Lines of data

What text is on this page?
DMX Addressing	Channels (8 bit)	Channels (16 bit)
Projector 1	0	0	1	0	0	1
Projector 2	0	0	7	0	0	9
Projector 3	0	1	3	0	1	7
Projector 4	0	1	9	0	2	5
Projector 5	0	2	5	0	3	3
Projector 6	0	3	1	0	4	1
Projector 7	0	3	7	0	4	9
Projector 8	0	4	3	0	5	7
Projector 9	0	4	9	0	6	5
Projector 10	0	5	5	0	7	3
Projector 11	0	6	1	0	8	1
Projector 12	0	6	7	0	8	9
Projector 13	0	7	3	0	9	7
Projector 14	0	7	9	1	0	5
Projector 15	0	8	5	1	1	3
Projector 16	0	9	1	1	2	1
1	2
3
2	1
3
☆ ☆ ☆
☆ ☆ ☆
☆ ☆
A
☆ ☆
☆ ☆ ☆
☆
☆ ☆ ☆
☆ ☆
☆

WHAT YOU SHOULD DO →
Go through the listing and copy all of it exactly.

RESULT BELOW →
What text is on this page?
DMX Addressing	Channels (8 bit)	Channels (16 bit)
Projector 1	0	0	1	0	0	1
Projector 2	0	0	7	0	0	9
Projector 3	0	1	3	0	1	7
Projector 4	0	1	9	0	2	5
Projector 5	0	2	5	0	3	3
Projector 6	0	3	1	0	4	1
Projector 7	0	3	7	0	4	9
Projector 8	0	4	3	0	5	7
Projector 9	0	4	9	0	6	5
Projector 10	0	5	5	0	7	3
Projector 11	0	6	1	0	8	1
Projector 12	0	6	7	0	8	9
Projector 13	0	7	3	0	9	7
Projector 14	0	7	9	1	0	5
Projector 15	0	8	5	1	1	3
Projector 16	0	9	1	1	2	1
1	2
3
2	1
3
☆ ☆ ☆
☆ ☆ ☆
☆ ☆
A
☆ ☆
☆ ☆ ☆
☆
☆ ☆ ☆
☆ ☆
☆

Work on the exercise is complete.